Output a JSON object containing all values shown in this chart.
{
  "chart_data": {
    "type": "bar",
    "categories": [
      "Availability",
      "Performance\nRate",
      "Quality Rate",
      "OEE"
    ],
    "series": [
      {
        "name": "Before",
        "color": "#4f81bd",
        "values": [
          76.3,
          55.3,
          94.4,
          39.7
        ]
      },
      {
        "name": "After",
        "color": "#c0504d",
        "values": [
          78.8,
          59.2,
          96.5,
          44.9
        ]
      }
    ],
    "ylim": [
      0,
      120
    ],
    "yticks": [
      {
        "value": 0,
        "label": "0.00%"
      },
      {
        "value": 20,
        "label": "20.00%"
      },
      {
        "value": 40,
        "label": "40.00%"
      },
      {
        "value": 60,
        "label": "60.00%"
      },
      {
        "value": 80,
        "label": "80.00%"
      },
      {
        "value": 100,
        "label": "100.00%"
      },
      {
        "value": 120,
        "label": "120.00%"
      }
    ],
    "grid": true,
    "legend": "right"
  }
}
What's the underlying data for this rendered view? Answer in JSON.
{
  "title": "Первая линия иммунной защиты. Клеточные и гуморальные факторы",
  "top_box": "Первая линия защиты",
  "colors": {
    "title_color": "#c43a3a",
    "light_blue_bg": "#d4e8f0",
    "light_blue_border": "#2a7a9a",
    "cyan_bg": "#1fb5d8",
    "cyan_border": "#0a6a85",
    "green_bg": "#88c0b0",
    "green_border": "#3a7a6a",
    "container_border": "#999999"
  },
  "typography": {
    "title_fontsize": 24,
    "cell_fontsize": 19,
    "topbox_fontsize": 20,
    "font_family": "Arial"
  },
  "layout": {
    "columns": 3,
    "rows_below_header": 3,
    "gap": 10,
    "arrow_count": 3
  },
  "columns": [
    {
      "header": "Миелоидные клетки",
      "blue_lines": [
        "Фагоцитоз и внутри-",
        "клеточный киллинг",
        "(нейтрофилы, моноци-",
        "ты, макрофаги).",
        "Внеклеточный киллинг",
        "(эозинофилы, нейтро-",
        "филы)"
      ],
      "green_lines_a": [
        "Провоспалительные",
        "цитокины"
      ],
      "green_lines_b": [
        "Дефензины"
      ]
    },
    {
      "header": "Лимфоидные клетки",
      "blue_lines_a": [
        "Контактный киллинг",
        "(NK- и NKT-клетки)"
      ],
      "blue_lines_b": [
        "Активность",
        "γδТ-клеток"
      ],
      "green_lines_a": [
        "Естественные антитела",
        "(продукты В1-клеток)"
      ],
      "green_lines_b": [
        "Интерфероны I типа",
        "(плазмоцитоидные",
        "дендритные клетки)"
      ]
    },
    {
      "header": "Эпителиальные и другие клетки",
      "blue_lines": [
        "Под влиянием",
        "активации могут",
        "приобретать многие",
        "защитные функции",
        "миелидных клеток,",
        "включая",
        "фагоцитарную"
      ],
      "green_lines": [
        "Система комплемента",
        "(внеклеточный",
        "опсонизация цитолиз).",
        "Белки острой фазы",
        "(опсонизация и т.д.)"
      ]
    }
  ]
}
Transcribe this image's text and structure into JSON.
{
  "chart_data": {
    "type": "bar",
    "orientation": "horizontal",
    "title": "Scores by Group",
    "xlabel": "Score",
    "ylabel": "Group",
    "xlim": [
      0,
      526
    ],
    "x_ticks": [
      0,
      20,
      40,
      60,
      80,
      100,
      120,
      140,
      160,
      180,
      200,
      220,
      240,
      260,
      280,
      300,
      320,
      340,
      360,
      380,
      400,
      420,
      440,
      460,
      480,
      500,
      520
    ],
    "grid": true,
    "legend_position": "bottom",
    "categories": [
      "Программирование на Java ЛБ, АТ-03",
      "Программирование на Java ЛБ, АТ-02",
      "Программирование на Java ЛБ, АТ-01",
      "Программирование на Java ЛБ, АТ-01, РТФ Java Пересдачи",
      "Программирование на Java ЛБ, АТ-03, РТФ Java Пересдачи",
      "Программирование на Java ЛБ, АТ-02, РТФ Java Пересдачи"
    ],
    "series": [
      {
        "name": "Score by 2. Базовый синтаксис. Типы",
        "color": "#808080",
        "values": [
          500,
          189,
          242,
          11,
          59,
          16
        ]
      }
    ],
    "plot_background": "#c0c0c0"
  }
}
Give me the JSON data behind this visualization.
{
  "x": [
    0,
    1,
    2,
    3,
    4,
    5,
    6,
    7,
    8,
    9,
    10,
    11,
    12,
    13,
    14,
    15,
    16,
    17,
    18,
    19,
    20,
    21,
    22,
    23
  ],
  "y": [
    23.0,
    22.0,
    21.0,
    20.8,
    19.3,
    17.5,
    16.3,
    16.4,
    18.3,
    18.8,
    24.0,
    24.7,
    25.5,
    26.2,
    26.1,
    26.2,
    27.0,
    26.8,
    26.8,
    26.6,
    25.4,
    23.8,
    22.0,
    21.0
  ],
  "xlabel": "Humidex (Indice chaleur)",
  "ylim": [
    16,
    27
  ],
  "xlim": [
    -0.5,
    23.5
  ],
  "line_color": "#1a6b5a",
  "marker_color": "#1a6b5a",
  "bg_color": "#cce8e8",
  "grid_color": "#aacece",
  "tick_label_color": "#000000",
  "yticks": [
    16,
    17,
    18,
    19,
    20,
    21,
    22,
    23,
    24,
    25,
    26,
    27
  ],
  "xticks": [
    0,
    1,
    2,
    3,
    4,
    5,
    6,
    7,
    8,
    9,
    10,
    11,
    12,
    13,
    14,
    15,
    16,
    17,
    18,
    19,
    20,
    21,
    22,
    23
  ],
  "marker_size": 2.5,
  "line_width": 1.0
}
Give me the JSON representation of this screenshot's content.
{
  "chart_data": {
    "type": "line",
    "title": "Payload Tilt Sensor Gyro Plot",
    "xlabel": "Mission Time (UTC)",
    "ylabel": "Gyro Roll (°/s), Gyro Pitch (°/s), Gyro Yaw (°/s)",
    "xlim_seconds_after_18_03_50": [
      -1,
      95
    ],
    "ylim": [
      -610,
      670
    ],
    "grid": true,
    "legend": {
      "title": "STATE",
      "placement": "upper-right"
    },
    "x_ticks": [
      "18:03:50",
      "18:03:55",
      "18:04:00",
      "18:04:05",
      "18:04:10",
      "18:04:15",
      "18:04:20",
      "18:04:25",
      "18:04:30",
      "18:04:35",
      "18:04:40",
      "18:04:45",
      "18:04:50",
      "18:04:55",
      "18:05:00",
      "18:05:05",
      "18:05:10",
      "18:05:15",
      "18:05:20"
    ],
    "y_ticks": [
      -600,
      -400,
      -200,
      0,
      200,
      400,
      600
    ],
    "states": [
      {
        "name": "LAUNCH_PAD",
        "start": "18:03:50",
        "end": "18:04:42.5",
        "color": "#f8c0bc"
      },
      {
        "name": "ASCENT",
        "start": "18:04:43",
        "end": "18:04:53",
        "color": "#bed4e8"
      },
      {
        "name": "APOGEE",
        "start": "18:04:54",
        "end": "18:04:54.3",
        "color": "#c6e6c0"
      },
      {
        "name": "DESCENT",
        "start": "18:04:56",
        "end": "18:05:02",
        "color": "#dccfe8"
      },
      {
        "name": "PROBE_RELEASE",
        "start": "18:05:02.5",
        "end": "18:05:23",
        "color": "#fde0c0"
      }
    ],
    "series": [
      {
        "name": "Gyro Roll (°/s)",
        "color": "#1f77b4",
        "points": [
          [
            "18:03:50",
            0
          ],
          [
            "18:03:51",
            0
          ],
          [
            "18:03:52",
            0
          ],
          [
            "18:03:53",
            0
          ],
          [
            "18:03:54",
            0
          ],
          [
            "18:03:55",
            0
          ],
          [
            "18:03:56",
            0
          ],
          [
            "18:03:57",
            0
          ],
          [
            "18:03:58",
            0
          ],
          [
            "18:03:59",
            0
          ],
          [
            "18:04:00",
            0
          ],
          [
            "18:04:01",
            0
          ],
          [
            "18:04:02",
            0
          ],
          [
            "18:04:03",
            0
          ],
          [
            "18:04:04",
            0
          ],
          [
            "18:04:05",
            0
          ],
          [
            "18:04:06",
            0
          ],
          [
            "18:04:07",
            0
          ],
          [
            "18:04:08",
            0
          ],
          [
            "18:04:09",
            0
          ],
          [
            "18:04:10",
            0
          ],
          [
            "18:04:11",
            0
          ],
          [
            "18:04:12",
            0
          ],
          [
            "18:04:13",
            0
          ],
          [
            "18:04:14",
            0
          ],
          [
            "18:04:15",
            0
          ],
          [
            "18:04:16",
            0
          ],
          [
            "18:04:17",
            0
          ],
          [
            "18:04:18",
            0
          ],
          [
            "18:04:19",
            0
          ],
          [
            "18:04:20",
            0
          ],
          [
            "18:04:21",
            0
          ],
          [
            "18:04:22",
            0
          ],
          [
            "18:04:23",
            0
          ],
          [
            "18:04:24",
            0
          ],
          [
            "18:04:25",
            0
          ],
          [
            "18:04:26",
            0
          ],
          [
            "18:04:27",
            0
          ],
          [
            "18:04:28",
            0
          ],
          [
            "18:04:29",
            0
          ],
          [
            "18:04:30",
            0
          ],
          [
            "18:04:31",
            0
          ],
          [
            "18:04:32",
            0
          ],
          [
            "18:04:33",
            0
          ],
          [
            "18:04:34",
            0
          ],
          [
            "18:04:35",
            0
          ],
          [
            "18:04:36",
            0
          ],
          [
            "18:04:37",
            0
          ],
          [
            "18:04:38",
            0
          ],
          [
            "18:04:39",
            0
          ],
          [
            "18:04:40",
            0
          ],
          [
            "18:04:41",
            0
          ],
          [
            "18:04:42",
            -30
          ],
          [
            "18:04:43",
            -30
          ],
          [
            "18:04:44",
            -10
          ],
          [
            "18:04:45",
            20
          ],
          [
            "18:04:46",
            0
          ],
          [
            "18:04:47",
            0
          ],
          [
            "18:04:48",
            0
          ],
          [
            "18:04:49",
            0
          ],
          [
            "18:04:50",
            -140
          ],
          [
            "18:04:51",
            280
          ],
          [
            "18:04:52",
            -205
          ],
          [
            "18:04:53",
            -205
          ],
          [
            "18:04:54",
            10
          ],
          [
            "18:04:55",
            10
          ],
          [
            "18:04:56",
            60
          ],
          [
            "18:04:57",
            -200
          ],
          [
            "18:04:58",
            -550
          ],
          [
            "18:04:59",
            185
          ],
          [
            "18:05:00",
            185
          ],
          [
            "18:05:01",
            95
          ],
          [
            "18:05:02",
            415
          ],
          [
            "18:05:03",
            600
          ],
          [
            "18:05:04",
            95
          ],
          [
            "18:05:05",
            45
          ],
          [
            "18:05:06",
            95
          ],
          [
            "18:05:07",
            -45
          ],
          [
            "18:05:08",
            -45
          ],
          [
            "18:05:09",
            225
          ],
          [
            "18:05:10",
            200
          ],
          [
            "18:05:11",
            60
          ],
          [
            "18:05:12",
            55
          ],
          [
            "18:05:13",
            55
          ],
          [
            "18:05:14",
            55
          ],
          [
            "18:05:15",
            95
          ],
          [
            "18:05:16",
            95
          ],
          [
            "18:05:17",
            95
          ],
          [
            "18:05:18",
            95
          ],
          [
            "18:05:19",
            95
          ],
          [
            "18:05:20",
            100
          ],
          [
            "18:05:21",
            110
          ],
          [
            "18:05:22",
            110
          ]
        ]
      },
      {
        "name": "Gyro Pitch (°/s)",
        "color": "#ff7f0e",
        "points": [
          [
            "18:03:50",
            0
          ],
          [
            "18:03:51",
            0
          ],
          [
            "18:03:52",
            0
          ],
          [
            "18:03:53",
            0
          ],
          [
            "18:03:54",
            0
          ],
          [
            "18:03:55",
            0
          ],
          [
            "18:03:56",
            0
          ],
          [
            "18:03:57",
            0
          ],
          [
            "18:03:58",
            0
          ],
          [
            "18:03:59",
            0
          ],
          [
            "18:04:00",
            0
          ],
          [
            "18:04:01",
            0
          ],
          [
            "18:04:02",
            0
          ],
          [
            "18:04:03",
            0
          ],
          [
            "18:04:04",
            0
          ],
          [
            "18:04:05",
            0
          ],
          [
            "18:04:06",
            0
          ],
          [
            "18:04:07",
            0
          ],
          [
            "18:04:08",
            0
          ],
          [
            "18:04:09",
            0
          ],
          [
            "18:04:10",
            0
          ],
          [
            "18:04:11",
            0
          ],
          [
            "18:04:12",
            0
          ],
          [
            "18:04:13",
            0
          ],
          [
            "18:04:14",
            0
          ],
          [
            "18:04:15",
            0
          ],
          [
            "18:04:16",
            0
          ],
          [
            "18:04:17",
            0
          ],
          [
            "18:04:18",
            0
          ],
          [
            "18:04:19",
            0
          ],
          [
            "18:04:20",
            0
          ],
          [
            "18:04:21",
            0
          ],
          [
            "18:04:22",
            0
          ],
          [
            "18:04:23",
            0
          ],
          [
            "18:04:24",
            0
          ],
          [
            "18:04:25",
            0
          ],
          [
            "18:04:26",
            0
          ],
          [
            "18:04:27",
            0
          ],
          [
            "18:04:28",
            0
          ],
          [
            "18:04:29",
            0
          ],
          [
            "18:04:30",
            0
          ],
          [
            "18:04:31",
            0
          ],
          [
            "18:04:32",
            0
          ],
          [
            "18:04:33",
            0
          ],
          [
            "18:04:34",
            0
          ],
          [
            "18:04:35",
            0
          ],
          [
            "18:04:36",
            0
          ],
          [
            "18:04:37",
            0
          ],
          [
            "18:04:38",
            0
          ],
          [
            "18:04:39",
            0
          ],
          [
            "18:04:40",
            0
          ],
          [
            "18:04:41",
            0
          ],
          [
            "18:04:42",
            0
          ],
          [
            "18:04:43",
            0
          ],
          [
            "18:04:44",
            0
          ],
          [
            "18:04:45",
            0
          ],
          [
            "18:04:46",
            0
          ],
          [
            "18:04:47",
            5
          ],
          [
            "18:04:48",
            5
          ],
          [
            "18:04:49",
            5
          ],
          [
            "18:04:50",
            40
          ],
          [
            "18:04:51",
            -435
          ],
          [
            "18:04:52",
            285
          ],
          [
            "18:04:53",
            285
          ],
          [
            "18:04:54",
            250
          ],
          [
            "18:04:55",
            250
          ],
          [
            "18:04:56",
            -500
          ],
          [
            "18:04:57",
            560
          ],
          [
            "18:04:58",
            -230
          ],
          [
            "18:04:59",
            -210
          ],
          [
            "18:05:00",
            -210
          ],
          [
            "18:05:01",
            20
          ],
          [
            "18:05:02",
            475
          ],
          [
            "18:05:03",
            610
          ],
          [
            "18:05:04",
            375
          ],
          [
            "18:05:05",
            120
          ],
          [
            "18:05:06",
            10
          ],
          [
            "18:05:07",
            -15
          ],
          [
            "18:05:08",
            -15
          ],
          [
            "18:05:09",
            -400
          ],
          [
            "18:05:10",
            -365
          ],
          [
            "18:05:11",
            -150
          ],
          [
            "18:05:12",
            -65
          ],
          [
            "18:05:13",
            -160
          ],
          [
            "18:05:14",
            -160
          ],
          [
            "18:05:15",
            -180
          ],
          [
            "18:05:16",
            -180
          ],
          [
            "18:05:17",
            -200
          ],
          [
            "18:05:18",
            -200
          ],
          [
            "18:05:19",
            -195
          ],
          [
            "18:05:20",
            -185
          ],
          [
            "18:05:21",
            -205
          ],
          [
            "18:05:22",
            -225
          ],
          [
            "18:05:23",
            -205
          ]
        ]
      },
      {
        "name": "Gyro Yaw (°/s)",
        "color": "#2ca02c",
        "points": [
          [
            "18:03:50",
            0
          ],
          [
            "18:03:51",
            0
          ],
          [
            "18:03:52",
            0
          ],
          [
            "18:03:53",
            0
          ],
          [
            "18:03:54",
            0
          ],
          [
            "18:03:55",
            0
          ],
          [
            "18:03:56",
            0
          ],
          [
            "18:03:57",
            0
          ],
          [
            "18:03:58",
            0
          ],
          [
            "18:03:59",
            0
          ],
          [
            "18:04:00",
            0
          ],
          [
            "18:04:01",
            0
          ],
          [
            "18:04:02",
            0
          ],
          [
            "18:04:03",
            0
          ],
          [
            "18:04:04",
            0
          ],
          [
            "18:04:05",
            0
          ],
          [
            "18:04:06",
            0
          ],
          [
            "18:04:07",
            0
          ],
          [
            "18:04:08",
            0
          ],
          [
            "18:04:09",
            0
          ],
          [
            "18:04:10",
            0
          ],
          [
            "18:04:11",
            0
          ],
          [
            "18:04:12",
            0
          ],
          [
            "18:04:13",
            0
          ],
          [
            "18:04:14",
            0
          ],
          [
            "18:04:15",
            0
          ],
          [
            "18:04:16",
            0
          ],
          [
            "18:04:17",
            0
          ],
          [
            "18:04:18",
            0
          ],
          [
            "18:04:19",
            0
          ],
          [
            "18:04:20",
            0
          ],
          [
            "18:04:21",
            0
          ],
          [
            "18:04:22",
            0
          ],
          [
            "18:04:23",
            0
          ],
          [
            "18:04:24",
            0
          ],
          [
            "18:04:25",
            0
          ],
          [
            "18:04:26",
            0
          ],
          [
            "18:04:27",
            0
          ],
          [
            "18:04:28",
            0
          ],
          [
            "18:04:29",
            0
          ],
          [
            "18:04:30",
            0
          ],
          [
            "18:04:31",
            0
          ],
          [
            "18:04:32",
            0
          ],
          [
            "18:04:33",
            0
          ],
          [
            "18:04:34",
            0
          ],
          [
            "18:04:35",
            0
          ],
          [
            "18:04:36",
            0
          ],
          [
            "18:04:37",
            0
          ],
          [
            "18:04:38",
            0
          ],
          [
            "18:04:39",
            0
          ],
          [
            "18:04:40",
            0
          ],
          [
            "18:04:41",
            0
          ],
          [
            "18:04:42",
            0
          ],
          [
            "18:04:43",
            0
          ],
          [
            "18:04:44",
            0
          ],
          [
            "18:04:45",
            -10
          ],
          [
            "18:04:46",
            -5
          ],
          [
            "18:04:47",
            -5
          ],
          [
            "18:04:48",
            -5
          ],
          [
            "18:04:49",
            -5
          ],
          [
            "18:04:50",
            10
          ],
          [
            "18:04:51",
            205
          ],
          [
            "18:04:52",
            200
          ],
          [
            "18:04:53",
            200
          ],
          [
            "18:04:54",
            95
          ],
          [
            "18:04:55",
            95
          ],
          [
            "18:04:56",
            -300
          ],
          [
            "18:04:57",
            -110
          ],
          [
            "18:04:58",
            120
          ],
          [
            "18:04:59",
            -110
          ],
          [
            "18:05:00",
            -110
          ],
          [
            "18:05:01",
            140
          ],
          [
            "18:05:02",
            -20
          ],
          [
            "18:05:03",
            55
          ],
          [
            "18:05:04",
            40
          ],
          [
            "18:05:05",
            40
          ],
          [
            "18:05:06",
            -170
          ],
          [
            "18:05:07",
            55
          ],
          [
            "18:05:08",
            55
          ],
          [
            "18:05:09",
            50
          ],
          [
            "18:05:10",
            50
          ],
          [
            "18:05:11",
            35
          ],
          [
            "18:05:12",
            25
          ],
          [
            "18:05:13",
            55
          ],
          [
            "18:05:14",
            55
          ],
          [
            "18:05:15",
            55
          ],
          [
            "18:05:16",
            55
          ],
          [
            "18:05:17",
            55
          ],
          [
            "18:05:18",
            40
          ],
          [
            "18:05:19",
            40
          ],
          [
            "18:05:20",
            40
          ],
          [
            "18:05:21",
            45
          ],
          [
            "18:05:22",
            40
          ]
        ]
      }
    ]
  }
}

* [WRITTEN INSTRUCTION] Work out how many lines above contain the word "JSON". Give only the number.

* [FULL ANSWER] 5